--- start ---

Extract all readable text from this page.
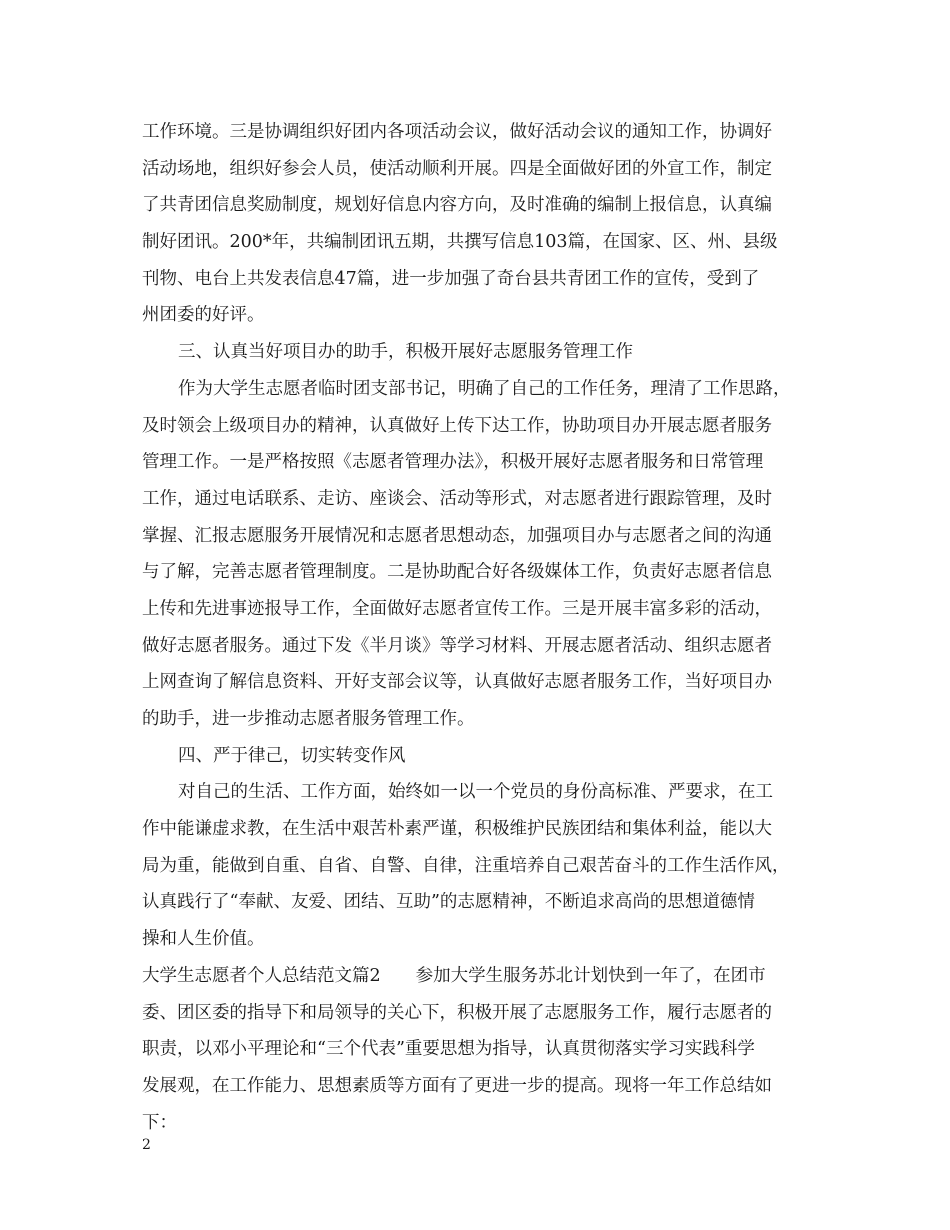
工作环境。三是协调组织好团内各项活动会议，做好活动会议的通知工作，协调好
活动场地，组织好参会人员，使活动顺利开展。四是全面做好团的外宣工作，制定
了共青团信息奖励制度，规划好信息内容方向，及时准确的编制上报信息，认真编
制好团讯。200*年，共编制团讯五期，共撰写信息103篇，在国家、区、州、县级
刊物、电台上共发表信息47篇，进一步加强了奇台县共青团工作的宣传，受到了
州团委的好评。
三、认真当好项目办的助手，积极开展好志愿服务管理工作
作为大学生志愿者临时团支部书记，明确了自己的工作任务，理清了工作思路，
及时领会上级项目办的精神，认真做好上传下达工作，协助项目办开展志愿者服务
管理工作。一是严格按照《志愿者管理办法》，积极开展好志愿者服务和日常管理
工作，通过电话联系、走访、座谈会、活动等形式，对志愿者进行跟踪管理，及时
掌握、汇报志愿服务开展情况和志愿者思想动态，加强项目办与志愿者之间的沟通
与了解，完善志愿者管理制度。二是协助配合好各级媒体工作，负责好志愿者信息
上传和先进事迹报导工作，全面做好志愿者宣传工作。三是开展丰富多彩的活动，
做好志愿者服务。通过下发《半月谈》等学习材料、开展志愿者活动、组织志愿者
上网查询了解信息资料、开好支部会议等，认真做好志愿者服务工作，当好项目办
的助手，进一步推动志愿者服务管理工作。
四、严于律己，切实转变作风
对自己的生活、工作方面，始终如一以一个党员的身份高标准、严要求，在工
作中能谦虚求教，在生活中艰苦朴素严谨，积极维护民族团结和集体利益，能以大
局为重，能做到自重、自省、自警、自律，注重培养自己艰苦奋斗的工作生活作风，
认真践行了“奉献、友爱、团结、互助”的志愿精神，不断追求高尚的思想道德情
操和人生价值。
大学生志愿者个人总结范文篇2　　参加大学生服务苏北计划快到一年了，在团市
委、团区委的指导下和局领导的关心下，积极开展了志愿服务工作，履行志愿者的
职责，以邓小平理论和“三个代表”重要思想为指导，认真贯彻落实学习实践科学
发展观，在工作能力、思想素质等方面有了更进一步的提高。现将一年工作总结如
下：
2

--- end ---

▶ [Problem details]
Repeat each line of the records above exactly, but do not copy the pictures.

▶ [Result]
Extract all readable text from this page.
工作环境。三是协调组织好团内各项活动会议，做好活动会议的通知工作，协调好
活动场地，组织好参会人员，使活动顺利开展。四是全面做好团的外宣工作，制定
了共青团信息奖励制度，规划好信息内容方向，及时准确的编制上报信息，认真编
制好团讯。200*年，共编制团讯五期，共撰写信息103篇，在国家、区、州、县级
刊物、电台上共发表信息47篇，进一步加强了奇台县共青团工作的宣传，受到了
州团委的好评。
三、认真当好项目办的助手，积极开展好志愿服务管理工作
作为大学生志愿者临时团支部书记，明确了自己的工作任务，理清了工作思路，
及时领会上级项目办的精神，认真做好上传下达工作，协助项目办开展志愿者服务
管理工作。一是严格按照《志愿者管理办法》，积极开展好志愿者服务和日常管理
工作，通过电话联系、走访、座谈会、活动等形式，对志愿者进行跟踪管理，及时
掌握、汇报志愿服务开展情况和志愿者思想动态，加强项目办与志愿者之间的沟通
与了解，完善志愿者管理制度。二是协助配合好各级媒体工作，负责好志愿者信息
上传和先进事迹报导工作，全面做好志愿者宣传工作。三是开展丰富多彩的活动，
做好志愿者服务。通过下发《半月谈》等学习材料、开展志愿者活动、组织志愿者
上网查询了解信息资料、开好支部会议等，认真做好志愿者服务工作，当好项目办
的助手，进一步推动志愿者服务管理工作。
四、严于律己，切实转变作风
对自己的生活、工作方面，始终如一以一个党员的身份高标准、严要求，在工
作中能谦虚求教，在生活中艰苦朴素严谨，积极维护民族团结和集体利益，能以大
局为重，能做到自重、自省、自警、自律，注重培养自己艰苦奋斗的工作生活作风，
认真践行了“奉献、友爱、团结、互助”的志愿精神，不断追求高尚的思想道德情
操和人生价值。
大学生志愿者个人总结范文篇2　　参加大学生服务苏北计划快到一年了，在团市
委、团区委的指导下和局领导的关心下，积极开展了志愿服务工作，履行志愿者的
职责，以邓小平理论和“三个代表”重要思想为指导，认真贯彻落实学习实践科学
发展观，在工作能力、思想素质等方面有了更进一步的提高。现将一年工作总结如
下：
2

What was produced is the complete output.